Exercise data:
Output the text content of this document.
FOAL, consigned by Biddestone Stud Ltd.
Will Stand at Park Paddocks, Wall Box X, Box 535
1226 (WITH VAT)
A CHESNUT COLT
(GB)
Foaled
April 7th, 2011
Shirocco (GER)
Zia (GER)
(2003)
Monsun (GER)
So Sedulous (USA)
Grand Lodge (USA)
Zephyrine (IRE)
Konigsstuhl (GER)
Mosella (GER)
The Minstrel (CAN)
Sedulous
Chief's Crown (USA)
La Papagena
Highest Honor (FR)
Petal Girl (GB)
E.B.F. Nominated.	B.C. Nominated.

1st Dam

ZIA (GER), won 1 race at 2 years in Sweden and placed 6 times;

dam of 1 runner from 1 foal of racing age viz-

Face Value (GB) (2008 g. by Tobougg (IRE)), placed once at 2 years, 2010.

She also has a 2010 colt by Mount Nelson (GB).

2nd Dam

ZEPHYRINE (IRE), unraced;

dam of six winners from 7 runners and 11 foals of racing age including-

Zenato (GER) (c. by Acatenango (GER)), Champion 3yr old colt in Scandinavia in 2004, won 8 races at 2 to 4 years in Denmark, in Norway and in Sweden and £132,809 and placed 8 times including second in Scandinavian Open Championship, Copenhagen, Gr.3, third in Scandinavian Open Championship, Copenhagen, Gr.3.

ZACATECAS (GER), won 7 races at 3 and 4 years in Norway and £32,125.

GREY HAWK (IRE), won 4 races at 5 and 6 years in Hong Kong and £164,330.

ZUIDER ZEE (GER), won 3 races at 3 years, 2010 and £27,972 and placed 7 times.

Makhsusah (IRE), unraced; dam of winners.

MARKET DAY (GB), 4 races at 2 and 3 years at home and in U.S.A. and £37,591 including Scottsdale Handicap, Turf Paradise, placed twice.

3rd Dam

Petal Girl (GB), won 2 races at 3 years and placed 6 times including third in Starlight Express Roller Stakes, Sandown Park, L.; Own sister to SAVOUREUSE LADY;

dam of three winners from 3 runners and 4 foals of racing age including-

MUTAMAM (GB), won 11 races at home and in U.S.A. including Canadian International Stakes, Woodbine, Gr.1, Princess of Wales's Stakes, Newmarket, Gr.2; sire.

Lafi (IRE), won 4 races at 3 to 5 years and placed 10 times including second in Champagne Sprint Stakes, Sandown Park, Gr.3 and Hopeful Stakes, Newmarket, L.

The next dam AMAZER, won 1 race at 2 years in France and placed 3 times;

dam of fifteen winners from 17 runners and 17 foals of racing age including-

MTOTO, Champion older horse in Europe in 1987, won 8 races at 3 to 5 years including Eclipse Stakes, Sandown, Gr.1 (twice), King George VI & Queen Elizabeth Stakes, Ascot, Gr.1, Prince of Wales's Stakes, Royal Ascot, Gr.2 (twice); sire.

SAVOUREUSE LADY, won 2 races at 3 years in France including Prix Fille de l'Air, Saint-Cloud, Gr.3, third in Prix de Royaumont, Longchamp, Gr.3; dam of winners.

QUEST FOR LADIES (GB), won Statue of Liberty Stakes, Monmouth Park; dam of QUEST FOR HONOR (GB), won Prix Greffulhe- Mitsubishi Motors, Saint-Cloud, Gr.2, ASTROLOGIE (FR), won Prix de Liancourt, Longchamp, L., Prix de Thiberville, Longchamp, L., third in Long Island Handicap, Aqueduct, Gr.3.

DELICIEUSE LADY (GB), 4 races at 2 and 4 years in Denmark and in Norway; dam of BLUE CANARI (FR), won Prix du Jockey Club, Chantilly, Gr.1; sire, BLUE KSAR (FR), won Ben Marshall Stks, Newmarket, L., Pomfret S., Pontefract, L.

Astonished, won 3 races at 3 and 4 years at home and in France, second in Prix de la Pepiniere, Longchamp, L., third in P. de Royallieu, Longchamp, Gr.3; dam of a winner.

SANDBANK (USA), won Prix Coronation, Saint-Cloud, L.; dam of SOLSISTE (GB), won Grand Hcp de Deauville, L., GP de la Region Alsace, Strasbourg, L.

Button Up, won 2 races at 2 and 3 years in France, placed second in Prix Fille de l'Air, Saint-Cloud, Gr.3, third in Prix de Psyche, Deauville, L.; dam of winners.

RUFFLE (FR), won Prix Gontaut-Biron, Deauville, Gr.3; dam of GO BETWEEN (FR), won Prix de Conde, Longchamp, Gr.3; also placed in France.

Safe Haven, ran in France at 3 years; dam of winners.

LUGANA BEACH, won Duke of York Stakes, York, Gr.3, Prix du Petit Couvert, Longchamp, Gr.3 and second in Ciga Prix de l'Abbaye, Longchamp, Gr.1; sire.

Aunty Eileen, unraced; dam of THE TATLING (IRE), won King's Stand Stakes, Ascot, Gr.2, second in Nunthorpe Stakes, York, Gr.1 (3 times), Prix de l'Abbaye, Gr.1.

Required work:
Every entry in the listing must be retyped exactly.

Answer for this exercise:
Output the text content of this document.
FOAL, consigned by Biddestone Stud Ltd.
Will Stand at Park Paddocks, Wall Box X, Box 535
1226 (WITH VAT)
A CHESNUT COLT
(GB)
Foaled
April 7th, 2011
Shirocco (GER)
Zia (GER)
(2003)
Monsun (GER)
So Sedulous (USA)
Grand Lodge (USA)
Zephyrine (IRE)
Konigsstuhl (GER)
Mosella (GER)
The Minstrel (CAN)
Sedulous
Chief's Crown (USA)
La Papagena
Highest Honor (FR)
Petal Girl (GB)
E.B.F. Nominated.	B.C. Nominated.

1st Dam

ZIA (GER), won 1 race at 2 years in Sweden and placed 6 times;

dam of 1 runner from 1 foal of racing age viz-

Face Value (GB) (2008 g. by Tobougg (IRE)), placed once at 2 years, 2010.

She also has a 2010 colt by Mount Nelson (GB).

2nd Dam

ZEPHYRINE (IRE), unraced;

dam of six winners from 7 runners and 11 foals of racing age including-

Zenato (GER) (c. by Acatenango (GER)), Champion 3yr old colt in Scandinavia in 2004, won 8 races at 2 to 4 years in Denmark, in Norway and in Sweden and £132,809 and placed 8 times including second in Scandinavian Open Championship, Copenhagen, Gr.3, third in Scandinavian Open Championship, Copenhagen, Gr.3.

ZACATECAS (GER), won 7 races at 3 and 4 years in Norway and £32,125.

GREY HAWK (IRE), won 4 races at 5 and 6 years in Hong Kong and £164,330.

ZUIDER ZEE (GER), won 3 races at 3 years, 2010 and £27,972 and placed 7 times.

Makhsusah (IRE), unraced; dam of winners.

MARKET DAY (GB), 4 races at 2 and 3 years at home and in U.S.A. and £37,591 including Scottsdale Handicap, Turf Paradise, placed twice.

3rd Dam

Petal Girl (GB), won 2 races at 3 years and placed 6 times including third in Starlight Express Roller Stakes, Sandown Park, L.; Own sister to SAVOUREUSE LADY;

dam of three winners from 3 runners and 4 foals of racing age including-

MUTAMAM (GB), won 11 races at home and in U.S.A. including Canadian International Stakes, Woodbine, Gr.1, Princess of Wales's Stakes, Newmarket, Gr.2; sire.

Lafi (IRE), won 4 races at 3 to 5 years and placed 10 times including second in Champagne Sprint Stakes, Sandown Park, Gr.3 and Hopeful Stakes, Newmarket, L.

The next dam AMAZER, won 1 race at 2 years in France and placed 3 times;

dam of fifteen winners from 17 runners and 17 foals of racing age including-

MTOTO, Champion older horse in Europe in 1987, won 8 races at 3 to 5 years including Eclipse Stakes, Sandown, Gr.1 (twice), King George VI & Queen Elizabeth Stakes, Ascot, Gr.1, Prince of Wales's Stakes, Royal Ascot, Gr.2 (twice); sire.

SAVOUREUSE LADY, won 2 races at 3 years in France including Prix Fille de l'Air, Saint-Cloud, Gr.3, third in Prix de Royaumont, Longchamp, Gr.3; dam of winners.

QUEST FOR LADIES (GB), won Statue of Liberty Stakes, Monmouth Park; dam of QUEST FOR HONOR (GB), won Prix Greffulhe- Mitsubishi Motors, Saint-Cloud, Gr.2, ASTROLOGIE (FR), won Prix de Liancourt, Longchamp, L., Prix de Thiberville, Longchamp, L., third in Long Island Handicap, Aqueduct, Gr.3.

DELICIEUSE LADY (GB), 4 races at 2 and 4 years in Denmark and in Norway; dam of BLUE CANARI (FR), won Prix du Jockey Club, Chantilly, Gr.1; sire, BLUE KSAR (FR), won Ben Marshall Stks, Newmarket, L., Pomfret S., Pontefract, L.

Astonished, won 3 races at 3 and 4 years at home and in France, second in Prix de la Pepiniere, Longchamp, L., third in P. de Royallieu, Longchamp, Gr.3; dam of a winner.

SANDBANK (USA), won Prix Coronation, Saint-Cloud, L.; dam of SOLSISTE (GB), won Grand Hcp de Deauville, L., GP de la Region Alsace, Strasbourg, L.

Button Up, won 2 races at 2 and 3 years in France, placed second in Prix Fille de l'Air, Saint-Cloud, Gr.3, third in Prix de Psyche, Deauville, L.; dam of winners.

RUFFLE (FR), won Prix Gontaut-Biron, Deauville, Gr.3; dam of GO BETWEEN (FR), won Prix de Conde, Longchamp, Gr.3; also placed in France.

Safe Haven, ran in France at 3 years; dam of winners.

LUGANA BEACH, won Duke of York Stakes, York, Gr.3, Prix du Petit Couvert, Longchamp, Gr.3 and second in Ciga Prix de l'Abbaye, Longchamp, Gr.1; sire.

Aunty Eileen, unraced; dam of THE TATLING (IRE), won King's Stand Stakes, Ascot, Gr.2, second in Nunthorpe Stakes, York, Gr.1 (3 times), Prix de l'Abbaye, Gr.1.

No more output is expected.